↓
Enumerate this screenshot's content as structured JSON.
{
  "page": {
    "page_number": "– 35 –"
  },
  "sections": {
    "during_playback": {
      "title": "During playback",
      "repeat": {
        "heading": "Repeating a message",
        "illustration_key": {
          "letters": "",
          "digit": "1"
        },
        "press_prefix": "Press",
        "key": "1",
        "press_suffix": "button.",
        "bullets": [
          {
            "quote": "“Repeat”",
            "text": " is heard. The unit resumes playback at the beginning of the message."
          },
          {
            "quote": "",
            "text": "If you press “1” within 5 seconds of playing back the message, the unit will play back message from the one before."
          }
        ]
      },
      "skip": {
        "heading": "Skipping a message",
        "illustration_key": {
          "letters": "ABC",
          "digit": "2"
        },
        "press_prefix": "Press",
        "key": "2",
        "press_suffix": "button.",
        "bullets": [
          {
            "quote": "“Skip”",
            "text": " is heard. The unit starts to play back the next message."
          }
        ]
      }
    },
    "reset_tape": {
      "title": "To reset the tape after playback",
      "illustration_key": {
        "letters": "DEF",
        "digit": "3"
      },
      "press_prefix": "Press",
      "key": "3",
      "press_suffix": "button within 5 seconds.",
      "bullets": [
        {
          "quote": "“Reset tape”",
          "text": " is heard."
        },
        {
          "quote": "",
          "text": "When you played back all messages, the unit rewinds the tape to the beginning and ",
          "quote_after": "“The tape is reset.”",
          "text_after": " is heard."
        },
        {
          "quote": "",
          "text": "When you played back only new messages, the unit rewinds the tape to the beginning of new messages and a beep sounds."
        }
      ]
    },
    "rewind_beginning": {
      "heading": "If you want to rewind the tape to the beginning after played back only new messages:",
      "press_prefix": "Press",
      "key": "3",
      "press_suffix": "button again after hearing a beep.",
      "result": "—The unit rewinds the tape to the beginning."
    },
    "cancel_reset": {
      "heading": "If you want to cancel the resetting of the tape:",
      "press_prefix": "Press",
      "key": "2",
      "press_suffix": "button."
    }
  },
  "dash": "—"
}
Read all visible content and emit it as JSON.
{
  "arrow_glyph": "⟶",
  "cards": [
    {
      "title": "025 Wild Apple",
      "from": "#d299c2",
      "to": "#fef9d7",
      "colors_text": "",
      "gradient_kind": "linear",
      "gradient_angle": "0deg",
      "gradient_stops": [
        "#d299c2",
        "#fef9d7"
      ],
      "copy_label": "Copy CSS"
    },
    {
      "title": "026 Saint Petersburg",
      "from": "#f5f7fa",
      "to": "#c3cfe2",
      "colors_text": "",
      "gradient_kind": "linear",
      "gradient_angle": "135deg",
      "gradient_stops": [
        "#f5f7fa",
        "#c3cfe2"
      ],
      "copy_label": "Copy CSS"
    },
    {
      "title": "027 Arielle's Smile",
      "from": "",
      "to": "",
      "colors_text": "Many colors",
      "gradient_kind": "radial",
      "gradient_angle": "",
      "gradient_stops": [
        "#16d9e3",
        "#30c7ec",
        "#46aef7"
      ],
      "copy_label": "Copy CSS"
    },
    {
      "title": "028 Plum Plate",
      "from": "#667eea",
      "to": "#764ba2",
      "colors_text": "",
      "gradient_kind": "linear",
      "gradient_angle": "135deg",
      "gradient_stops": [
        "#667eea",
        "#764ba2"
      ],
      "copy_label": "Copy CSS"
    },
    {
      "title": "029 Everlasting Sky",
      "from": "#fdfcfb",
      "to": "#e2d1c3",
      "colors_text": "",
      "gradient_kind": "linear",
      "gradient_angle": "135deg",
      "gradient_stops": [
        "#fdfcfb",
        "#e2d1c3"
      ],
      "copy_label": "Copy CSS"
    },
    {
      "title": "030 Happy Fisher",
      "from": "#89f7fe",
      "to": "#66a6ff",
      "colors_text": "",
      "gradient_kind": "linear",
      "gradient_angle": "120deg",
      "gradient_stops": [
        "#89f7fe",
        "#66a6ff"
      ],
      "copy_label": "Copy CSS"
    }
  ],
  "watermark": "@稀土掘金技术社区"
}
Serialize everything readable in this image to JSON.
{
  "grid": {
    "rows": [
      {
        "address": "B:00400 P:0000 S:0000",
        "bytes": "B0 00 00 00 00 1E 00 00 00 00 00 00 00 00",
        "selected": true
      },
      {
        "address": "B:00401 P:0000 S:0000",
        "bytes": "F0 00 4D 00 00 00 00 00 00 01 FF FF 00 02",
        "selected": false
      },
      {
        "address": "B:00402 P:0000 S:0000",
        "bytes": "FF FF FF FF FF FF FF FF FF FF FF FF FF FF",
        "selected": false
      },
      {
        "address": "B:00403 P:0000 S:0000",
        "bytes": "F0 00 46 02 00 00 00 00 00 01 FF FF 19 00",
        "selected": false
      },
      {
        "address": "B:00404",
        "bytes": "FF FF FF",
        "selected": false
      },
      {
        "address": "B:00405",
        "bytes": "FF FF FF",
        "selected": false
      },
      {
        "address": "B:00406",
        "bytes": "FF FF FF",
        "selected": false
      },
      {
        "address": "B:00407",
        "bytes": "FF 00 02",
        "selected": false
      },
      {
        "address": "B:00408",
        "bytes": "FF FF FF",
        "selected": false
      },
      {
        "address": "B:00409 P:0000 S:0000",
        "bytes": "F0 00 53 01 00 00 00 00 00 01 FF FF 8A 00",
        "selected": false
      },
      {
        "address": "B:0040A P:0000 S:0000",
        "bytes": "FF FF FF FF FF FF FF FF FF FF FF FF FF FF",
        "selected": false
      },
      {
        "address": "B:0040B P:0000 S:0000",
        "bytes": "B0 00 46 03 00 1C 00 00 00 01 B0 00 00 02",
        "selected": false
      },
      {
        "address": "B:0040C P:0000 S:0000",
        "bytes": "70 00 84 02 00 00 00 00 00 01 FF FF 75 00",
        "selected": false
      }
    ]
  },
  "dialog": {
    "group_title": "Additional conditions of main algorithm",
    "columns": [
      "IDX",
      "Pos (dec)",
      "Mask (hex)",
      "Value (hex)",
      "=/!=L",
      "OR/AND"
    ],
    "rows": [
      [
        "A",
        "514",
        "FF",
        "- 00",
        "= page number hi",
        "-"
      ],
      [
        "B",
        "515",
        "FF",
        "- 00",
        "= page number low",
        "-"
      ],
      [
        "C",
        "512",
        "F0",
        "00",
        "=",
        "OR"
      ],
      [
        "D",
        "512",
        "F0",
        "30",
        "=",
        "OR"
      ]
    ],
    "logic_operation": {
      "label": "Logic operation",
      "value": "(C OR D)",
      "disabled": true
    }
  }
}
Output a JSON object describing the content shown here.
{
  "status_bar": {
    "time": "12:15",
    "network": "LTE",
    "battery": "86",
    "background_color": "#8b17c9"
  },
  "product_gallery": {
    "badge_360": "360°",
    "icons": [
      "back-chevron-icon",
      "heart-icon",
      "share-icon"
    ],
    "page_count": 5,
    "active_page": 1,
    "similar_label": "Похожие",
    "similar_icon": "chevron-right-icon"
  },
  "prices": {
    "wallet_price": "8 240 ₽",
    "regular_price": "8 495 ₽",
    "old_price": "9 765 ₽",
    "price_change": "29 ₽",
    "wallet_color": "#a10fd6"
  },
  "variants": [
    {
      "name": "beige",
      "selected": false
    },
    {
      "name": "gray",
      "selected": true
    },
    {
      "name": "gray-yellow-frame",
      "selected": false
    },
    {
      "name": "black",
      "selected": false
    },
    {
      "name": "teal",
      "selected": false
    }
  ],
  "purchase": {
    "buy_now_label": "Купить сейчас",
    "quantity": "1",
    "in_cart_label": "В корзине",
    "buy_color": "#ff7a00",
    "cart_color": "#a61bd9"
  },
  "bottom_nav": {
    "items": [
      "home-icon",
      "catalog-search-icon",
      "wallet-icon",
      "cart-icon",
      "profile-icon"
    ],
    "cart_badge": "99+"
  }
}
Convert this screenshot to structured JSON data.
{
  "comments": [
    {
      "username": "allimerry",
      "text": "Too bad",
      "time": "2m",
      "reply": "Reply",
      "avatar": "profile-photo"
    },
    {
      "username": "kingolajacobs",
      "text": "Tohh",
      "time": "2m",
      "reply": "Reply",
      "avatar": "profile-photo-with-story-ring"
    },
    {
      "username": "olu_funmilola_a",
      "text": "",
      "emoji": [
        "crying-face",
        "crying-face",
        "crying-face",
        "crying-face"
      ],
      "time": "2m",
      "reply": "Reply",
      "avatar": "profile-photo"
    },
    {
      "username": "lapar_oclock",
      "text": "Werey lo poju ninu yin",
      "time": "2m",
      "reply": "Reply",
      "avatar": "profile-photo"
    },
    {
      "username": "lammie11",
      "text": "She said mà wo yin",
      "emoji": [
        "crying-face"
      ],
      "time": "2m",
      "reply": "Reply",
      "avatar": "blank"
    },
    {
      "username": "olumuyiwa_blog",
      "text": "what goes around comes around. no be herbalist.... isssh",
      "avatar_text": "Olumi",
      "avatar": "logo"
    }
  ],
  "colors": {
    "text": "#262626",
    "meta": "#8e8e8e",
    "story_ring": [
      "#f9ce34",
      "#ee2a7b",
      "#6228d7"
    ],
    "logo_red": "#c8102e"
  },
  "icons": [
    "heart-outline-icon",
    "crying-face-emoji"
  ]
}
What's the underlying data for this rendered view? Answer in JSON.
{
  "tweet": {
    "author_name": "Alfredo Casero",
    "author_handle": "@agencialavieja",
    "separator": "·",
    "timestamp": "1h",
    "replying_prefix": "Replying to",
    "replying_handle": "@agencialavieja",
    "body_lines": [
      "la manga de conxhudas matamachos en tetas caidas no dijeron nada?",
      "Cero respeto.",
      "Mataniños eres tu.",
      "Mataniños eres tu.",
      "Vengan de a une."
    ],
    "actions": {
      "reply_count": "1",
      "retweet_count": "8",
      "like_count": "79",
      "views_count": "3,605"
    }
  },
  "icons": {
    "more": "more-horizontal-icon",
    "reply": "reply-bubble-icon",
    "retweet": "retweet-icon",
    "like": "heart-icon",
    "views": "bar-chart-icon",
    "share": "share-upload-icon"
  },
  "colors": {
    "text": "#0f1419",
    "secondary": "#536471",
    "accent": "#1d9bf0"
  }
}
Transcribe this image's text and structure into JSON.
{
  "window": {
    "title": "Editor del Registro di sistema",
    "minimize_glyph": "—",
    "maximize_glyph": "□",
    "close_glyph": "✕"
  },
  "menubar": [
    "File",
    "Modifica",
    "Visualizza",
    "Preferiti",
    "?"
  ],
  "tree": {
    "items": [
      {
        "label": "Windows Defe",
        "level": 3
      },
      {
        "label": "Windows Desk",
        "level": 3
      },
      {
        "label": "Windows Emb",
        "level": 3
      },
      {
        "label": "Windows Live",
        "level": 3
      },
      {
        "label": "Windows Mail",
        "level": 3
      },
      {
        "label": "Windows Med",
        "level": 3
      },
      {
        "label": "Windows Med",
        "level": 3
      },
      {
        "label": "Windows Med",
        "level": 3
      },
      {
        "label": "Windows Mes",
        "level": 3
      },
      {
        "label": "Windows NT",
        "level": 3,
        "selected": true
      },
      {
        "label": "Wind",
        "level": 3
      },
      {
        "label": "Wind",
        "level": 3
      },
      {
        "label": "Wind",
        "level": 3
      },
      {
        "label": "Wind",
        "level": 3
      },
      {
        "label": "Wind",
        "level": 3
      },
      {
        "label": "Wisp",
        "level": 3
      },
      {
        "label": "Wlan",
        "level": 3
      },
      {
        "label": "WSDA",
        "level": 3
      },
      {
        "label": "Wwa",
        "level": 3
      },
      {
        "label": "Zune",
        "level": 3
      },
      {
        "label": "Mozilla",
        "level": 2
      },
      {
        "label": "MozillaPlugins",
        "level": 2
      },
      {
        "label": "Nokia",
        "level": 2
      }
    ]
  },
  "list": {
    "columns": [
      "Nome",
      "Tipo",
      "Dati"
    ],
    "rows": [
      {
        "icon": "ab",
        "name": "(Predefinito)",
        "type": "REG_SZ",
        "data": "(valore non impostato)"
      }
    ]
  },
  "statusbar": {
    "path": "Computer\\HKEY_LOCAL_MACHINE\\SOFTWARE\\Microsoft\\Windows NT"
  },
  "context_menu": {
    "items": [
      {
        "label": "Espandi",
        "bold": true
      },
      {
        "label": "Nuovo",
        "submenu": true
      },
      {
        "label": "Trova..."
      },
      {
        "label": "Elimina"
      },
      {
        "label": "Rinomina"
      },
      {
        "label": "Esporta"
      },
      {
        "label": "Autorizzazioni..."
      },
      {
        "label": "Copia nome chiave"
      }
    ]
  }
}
↑
* **WHAT YOU HAVE TO DO**
Pick out the lines containing the word "heading" and show them.

* **SOLUTION BELOW**
        "heading": "Repeating a message",
        "heading": "Skipping a message",
      "heading": "If you want to rewind the tape to the beginning after played back only new messages:",
      "heading": "If you want to cancel the resetting of the tape:",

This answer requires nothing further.